Track down the lines that contain "cluster" and copy them.
## Start Records for the task
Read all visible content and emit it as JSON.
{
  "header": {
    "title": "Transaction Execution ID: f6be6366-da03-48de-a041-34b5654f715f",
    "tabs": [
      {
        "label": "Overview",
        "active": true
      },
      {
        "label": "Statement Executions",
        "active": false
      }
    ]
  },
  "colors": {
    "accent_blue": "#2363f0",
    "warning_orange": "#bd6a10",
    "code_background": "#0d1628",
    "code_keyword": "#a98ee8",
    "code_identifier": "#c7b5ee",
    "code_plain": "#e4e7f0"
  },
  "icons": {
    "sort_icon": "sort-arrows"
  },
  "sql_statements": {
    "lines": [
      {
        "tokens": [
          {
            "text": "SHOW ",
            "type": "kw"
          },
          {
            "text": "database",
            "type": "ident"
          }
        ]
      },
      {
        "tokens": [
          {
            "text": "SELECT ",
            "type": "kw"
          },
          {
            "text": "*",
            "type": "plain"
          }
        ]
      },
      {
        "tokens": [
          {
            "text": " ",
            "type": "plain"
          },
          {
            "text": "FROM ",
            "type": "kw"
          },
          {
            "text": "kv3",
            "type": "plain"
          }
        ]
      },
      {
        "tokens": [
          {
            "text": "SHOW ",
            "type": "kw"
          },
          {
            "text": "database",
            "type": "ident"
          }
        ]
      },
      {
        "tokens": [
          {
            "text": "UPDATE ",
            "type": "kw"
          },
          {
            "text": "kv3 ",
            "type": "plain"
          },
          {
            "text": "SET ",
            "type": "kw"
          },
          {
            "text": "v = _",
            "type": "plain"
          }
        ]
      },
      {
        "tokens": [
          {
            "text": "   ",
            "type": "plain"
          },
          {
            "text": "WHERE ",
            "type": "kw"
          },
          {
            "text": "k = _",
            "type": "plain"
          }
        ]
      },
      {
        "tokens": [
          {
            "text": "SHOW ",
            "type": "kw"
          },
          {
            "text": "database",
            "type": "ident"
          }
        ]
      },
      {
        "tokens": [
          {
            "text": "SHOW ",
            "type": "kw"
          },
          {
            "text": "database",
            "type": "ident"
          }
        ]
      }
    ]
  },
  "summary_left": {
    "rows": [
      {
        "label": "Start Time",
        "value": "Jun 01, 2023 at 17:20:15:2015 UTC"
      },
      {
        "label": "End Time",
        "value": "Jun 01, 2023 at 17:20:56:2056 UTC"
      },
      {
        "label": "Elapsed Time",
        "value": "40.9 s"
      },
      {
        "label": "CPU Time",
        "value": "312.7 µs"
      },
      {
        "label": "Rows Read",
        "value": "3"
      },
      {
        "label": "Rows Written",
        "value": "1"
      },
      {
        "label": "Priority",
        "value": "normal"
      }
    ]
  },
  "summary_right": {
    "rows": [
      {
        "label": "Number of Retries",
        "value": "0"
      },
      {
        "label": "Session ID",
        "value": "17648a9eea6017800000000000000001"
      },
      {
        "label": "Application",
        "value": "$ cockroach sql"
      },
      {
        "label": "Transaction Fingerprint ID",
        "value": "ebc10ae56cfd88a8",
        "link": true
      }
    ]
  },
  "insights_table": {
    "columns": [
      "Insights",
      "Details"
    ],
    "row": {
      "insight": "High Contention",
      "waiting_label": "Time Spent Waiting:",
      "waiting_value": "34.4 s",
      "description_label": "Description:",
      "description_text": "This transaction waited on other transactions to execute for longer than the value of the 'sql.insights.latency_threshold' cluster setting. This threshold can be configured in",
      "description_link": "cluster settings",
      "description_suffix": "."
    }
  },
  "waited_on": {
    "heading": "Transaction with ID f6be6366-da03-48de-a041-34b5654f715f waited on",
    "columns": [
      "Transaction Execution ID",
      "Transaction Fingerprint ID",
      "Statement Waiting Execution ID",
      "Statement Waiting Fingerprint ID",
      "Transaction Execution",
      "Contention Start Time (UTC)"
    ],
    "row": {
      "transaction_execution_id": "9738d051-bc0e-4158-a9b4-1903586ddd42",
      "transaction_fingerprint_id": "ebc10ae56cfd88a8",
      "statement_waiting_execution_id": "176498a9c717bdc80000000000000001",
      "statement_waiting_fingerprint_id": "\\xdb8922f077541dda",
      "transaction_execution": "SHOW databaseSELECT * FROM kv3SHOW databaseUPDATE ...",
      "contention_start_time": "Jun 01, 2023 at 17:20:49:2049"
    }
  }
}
## End Records for the task
Full answer →
      "description_text": "This transaction waited on other transactions to execute for longer than the value of the 'sql.insights.latency_threshold' cluster setting. This threshold can be configured in",
      "description_link": "cluster settings",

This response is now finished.